---------- EXCERPTED PASSAGE
Exploring the GIPHY.com Metadata#
This notebook demonstrates an intermediate approach to exploring the GIPHY.com data set produced by the Library of Congress. GIPHY.com is a site that has been archived by the Library of Congress in its Web Cultures archive. The data explored here is available from the LC Labs experiments page located here: https://labs.loc.gov/experiments/webarchive-datasets/.
As an intermediate approach, this notebook uses functions as reuseable blocks of code. These functions could potentially be used outside of this notebook to help you explore the data further.
If you’re looking for more of a beginner’s approach, check out the Meme Generator notebook, which explores the memegenerator.net data set, also produced by the Library of Congress.
This notebook is divided into the following sections:
Setting up the Environment
Defining the Functions
Running the Functions
Setting up the Environment#
Module Imports#
Below are all the import
statements we’ll need in order perform some basic computations over the GIPHY data set. They are broken out into sections based on their use in this notebook. You will need to install the following Python modules:
matplotlib
tqdm
Reading, Writing, and Getting#
The import
statements below are for modules that we’ll use to get and read in the giphy.csv
.
import csv
import os
import zipfile
Processing#
The following import
statements will help in the processing, sorting, and counting of the information from the data set.
from collections import Counter
from datetime import datetime
import operator
from tqdm import tqdm
from urllib.request import urlretrieve
from time import sleep
Visualizing the Results#
The following import
statements allow for us to visual the processes we’ll be running.
import matplotlib.pyplot as plt
import matplotlib as mpl
%matplotlib inline
import numpy as np
from random import choice
Defining the Functions#
Below are four functions that we’ll use in our exploration of the GIPHY data set.
--------------------
---------- DATA ENTRIES
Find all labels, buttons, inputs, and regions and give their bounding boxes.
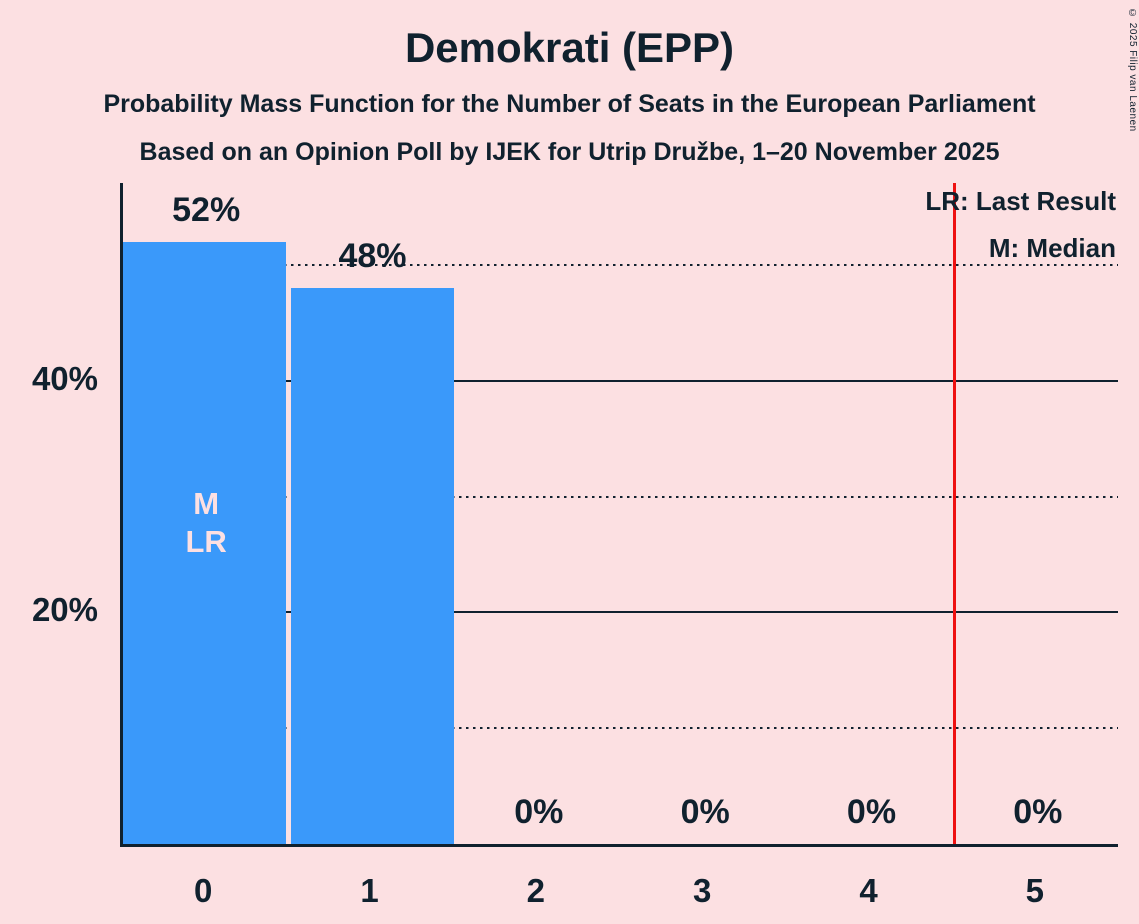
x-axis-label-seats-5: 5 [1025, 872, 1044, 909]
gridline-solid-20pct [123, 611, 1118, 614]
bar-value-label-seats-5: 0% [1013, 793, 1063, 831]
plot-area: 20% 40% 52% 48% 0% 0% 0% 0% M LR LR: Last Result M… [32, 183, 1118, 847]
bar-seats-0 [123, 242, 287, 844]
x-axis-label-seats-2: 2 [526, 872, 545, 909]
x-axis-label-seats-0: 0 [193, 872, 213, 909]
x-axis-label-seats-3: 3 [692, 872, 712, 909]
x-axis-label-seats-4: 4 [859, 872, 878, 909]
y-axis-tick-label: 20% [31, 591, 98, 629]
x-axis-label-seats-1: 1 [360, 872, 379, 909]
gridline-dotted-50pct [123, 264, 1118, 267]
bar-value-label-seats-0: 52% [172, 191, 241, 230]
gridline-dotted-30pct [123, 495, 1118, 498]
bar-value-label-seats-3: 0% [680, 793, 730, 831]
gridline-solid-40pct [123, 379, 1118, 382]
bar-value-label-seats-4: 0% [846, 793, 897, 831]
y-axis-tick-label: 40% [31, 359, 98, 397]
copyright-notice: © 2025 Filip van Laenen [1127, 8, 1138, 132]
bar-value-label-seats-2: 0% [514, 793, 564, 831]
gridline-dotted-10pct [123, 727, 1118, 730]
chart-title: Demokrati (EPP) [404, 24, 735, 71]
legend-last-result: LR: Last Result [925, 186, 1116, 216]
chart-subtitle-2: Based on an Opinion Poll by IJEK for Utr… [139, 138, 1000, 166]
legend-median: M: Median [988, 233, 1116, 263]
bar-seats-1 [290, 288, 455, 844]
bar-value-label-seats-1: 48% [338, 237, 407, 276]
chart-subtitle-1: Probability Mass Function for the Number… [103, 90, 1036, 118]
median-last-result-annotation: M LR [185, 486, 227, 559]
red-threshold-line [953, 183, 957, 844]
--------------------
---------- DATA ENTRIES
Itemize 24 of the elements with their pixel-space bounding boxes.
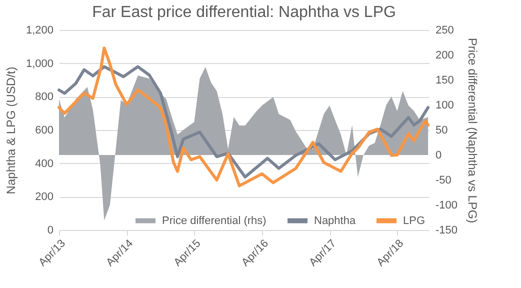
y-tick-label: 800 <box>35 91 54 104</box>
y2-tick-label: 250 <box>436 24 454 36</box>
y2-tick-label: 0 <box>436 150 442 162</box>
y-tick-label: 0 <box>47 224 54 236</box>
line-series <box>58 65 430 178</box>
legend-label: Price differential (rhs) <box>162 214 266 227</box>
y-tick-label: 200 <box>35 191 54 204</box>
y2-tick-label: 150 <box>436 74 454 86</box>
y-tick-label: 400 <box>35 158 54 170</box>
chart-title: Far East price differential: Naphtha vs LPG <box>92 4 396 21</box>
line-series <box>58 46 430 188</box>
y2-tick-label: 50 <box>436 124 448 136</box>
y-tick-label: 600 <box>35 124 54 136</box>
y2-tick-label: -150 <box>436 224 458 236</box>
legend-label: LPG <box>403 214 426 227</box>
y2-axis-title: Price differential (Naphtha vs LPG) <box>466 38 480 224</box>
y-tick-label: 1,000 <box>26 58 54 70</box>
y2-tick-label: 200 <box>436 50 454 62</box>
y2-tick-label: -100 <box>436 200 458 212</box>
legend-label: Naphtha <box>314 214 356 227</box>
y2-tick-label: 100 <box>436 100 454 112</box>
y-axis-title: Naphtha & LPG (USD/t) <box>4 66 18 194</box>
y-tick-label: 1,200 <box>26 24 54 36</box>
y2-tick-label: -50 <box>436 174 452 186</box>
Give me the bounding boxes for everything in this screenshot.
--------------------
---------- DATA ENTRIES
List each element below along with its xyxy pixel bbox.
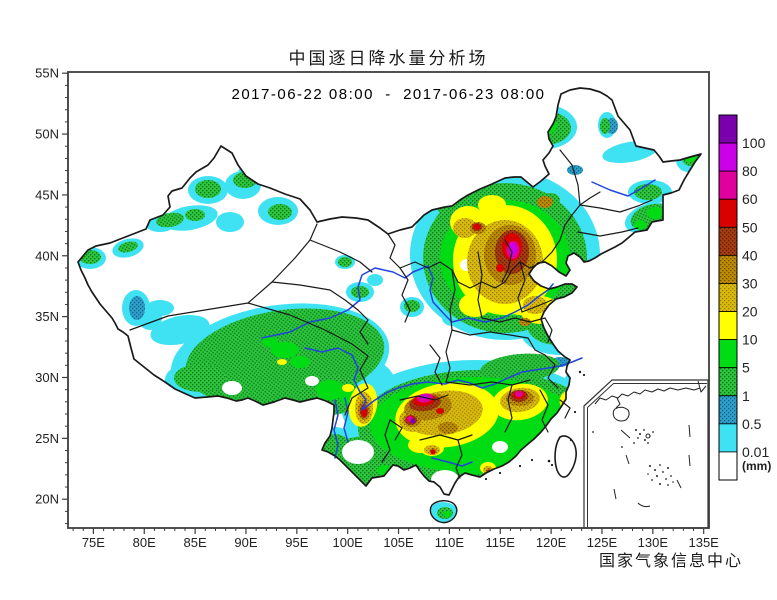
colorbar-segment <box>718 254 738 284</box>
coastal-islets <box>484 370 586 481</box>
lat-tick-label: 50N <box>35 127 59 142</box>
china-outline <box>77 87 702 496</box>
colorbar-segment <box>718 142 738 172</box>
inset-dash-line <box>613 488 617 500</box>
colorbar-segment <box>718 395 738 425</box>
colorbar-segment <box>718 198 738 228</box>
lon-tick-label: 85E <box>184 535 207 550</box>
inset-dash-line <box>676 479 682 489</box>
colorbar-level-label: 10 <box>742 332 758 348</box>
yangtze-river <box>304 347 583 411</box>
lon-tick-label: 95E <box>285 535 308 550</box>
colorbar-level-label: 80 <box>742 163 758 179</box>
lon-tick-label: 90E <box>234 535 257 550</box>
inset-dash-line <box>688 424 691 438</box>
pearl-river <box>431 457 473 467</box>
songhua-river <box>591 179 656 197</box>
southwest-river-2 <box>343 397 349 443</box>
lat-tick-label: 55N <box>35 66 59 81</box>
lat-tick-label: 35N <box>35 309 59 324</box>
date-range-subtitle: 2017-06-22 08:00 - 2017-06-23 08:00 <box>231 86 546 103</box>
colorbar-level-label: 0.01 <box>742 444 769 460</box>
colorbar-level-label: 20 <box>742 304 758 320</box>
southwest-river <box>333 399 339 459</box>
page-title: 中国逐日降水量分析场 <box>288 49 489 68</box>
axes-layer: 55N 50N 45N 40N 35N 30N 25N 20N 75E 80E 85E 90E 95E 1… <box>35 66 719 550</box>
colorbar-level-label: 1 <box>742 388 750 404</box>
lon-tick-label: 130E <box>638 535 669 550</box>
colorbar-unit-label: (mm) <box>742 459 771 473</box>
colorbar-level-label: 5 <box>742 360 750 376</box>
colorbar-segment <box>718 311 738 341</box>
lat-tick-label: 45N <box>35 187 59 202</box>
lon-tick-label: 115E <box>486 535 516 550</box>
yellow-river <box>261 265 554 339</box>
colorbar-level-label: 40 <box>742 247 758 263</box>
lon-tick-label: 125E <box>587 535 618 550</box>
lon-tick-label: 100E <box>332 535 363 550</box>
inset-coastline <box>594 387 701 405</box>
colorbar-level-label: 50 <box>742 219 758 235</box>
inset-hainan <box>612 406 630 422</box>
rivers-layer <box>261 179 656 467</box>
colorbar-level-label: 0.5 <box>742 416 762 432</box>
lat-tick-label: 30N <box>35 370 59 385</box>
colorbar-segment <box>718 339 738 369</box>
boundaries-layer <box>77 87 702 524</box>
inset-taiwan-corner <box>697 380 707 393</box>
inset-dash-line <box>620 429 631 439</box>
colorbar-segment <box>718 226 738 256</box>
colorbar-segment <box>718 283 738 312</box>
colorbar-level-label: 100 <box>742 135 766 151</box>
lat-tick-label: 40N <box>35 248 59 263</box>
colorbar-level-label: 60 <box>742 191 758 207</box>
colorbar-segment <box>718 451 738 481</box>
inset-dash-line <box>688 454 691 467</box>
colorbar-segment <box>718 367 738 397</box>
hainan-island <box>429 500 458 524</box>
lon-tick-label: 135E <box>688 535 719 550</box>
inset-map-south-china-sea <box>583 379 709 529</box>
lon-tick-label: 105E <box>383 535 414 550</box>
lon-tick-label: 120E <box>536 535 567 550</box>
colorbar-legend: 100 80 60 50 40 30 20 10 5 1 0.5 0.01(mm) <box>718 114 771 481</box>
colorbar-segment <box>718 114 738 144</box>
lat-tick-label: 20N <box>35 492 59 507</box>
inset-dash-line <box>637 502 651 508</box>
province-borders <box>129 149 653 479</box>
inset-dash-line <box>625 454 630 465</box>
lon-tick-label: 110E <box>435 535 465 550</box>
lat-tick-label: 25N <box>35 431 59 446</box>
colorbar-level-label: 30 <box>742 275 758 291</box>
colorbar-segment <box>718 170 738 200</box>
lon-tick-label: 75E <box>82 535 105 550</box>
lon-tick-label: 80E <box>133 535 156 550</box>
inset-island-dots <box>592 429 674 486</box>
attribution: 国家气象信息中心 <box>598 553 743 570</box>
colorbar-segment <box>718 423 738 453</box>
--------------------
**TASK LIST:**
**1)** Do the following statements agree with the GIPHY metadata notebook? Answer yes or no for each, quoting the words of the notebook that decide it. (a) GIPHY.com has been archived by the Library of Congress in its Web Cultures archive. (b) The Meme Generator notebook is presented as a more advanced approach than this one. (c) Five functions are defined for exploring the GIPHY data set.
**2)** Reproduce everything in the GIPHY metadata notebook from "from collections import" down to "we’ll be running.".
The material comes from a separate source and is not related to the GIPHY metadata notebook.

**SOLVED PROBLEMS:**
**1)**
(a) Yes: "GIPHY.com is a site that has been archived by the Library of Congress in its Web Cultures archive."
(b) No: "If you’re looking for more of a beginner’s approach, check out the Meme Generator notebook"
(c) No: "Below are four functions that we’ll use in our exploration of the GIPHY data set."

**2)**
from collections import Counter
from datetime import datetime
import operator
from tqdm import tqdm
from urllib.request import urlretrieve
from time import sleep
Visualizing the Results#
The following import
statements allow for us to visual the processes we’ll be running.